◆ **DIRECTIONS**
Reproduce the following material exactly, including every line.

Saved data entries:
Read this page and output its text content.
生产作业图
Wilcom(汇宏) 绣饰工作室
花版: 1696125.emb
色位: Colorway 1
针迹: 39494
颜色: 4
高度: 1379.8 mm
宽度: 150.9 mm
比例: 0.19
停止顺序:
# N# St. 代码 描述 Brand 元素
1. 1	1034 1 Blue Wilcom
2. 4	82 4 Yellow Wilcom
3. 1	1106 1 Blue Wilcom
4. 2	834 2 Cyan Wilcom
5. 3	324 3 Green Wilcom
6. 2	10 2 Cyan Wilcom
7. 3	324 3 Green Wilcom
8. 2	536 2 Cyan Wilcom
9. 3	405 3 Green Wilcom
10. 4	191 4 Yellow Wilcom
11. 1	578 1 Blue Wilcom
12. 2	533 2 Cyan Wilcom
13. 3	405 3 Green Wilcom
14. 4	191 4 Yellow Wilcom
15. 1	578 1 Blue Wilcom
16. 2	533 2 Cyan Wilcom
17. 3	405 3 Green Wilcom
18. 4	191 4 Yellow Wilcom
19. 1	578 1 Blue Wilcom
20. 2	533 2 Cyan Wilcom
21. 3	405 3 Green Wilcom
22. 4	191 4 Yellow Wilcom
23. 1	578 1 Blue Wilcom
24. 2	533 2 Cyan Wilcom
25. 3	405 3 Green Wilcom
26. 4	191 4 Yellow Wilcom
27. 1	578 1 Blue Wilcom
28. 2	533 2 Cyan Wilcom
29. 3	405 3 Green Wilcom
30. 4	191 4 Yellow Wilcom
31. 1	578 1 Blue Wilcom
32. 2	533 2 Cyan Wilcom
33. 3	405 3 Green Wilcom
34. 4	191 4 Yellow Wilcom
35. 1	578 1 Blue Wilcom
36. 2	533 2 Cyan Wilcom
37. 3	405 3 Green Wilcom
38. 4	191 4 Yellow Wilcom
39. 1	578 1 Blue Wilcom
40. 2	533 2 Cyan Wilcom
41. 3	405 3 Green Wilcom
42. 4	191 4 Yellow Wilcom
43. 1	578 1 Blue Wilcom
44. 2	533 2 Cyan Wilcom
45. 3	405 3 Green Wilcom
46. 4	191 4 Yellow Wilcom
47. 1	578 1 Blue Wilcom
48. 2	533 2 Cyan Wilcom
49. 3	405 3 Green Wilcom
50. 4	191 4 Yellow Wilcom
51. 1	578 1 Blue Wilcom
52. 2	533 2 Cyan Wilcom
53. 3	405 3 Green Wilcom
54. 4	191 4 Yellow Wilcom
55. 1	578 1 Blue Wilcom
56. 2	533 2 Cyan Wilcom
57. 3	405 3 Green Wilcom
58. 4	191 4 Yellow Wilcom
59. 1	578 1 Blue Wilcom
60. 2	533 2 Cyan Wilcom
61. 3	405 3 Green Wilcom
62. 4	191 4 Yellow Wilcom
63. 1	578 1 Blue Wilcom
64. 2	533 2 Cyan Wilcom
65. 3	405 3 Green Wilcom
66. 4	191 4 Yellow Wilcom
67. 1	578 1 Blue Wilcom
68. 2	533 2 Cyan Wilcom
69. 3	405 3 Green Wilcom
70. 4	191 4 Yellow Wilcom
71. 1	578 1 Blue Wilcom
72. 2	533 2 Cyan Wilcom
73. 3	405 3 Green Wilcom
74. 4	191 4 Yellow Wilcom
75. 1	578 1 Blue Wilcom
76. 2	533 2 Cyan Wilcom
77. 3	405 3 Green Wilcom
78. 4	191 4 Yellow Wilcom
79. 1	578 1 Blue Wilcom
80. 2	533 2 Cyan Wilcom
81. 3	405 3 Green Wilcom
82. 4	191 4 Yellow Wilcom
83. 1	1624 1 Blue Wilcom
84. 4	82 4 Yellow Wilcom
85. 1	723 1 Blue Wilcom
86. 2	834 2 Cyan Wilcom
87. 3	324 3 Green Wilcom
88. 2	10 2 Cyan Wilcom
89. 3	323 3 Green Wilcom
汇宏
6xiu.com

◆ **THE REPLY**
Read this page and output its text content.
生产作业图
Wilcom(汇宏) 绣饰工作室
花版: 1696125.emb
色位: Colorway 1
针迹: 39494
颜色: 4
高度: 1379.8 mm
宽度: 150.9 mm
比例: 0.19
停止顺序:
# N# St. 代码 描述 Brand 元素
1. 1	1034 1 Blue Wilcom
2. 4	82 4 Yellow Wilcom
3. 1	1106 1 Blue Wilcom
4. 2	834 2 Cyan Wilcom
5. 3	324 3 Green Wilcom
6. 2	10 2 Cyan Wilcom
7. 3	324 3 Green Wilcom
8. 2	536 2 Cyan Wilcom
9. 3	405 3 Green Wilcom
10. 4	191 4 Yellow Wilcom
11. 1	578 1 Blue Wilcom
12. 2	533 2 Cyan Wilcom
13. 3	405 3 Green Wilcom
14. 4	191 4 Yellow Wilcom
15. 1	578 1 Blue Wilcom
16. 2	533 2 Cyan Wilcom
17. 3	405 3 Green Wilcom
18. 4	191 4 Yellow Wilcom
19. 1	578 1 Blue Wilcom
20. 2	533 2 Cyan Wilcom
21. 3	405 3 Green Wilcom
22. 4	191 4 Yellow Wilcom
23. 1	578 1 Blue Wilcom
24. 2	533 2 Cyan Wilcom
25. 3	405 3 Green Wilcom
26. 4	191 4 Yellow Wilcom
27. 1	578 1 Blue Wilcom
28. 2	533 2 Cyan Wilcom
29. 3	405 3 Green Wilcom
30. 4	191 4 Yellow Wilcom
31. 1	578 1 Blue Wilcom
32. 2	533 2 Cyan Wilcom
33. 3	405 3 Green Wilcom
34. 4	191 4 Yellow Wilcom
35. 1	578 1 Blue Wilcom
36. 2	533 2 Cyan Wilcom
37. 3	405 3 Green Wilcom
38. 4	191 4 Yellow Wilcom
39. 1	578 1 Blue Wilcom
40. 2	533 2 Cyan Wilcom
41. 3	405 3 Green Wilcom
42. 4	191 4 Yellow Wilcom
43. 1	578 1 Blue Wilcom
44. 2	533 2 Cyan Wilcom
45. 3	405 3 Green Wilcom
46. 4	191 4 Yellow Wilcom
47. 1	578 1 Blue Wilcom
48. 2	533 2 Cyan Wilcom
49. 3	405 3 Green Wilcom
50. 4	191 4 Yellow Wilcom
51. 1	578 1 Blue Wilcom
52. 2	533 2 Cyan Wilcom
53. 3	405 3 Green Wilcom
54. 4	191 4 Yellow Wilcom
55. 1	578 1 Blue Wilcom
56. 2	533 2 Cyan Wilcom
57. 3	405 3 Green Wilcom
58. 4	191 4 Yellow Wilcom
59. 1	578 1 Blue Wilcom
60. 2	533 2 Cyan Wilcom
61. 3	405 3 Green Wilcom
62. 4	191 4 Yellow Wilcom
63. 1	578 1 Blue Wilcom
64. 2	533 2 Cyan Wilcom
65. 3	405 3 Green Wilcom
66. 4	191 4 Yellow Wilcom
67. 1	578 1 Blue Wilcom
68. 2	533 2 Cyan Wilcom
69. 3	405 3 Green Wilcom
70. 4	191 4 Yellow Wilcom
71. 1	578 1 Blue Wilcom
72. 2	533 2 Cyan Wilcom
73. 3	405 3 Green Wilcom
74. 4	191 4 Yellow Wilcom
75. 1	578 1 Blue Wilcom
76. 2	533 2 Cyan Wilcom
77. 3	405 3 Green Wilcom
78. 4	191 4 Yellow Wilcom
79. 1	578 1 Blue Wilcom
80. 2	533 2 Cyan Wilcom
81. 3	405 3 Green Wilcom
82. 4	191 4 Yellow Wilcom
83. 1	1624 1 Blue Wilcom
84. 4	82 4 Yellow Wilcom
85. 1	723 1 Blue Wilcom
86. 2	834 2 Cyan Wilcom
87. 3	324 3 Green Wilcom
88. 2	10 2 Cyan Wilcom
89. 3	323 3 Green Wilcom
汇宏
6xiu.com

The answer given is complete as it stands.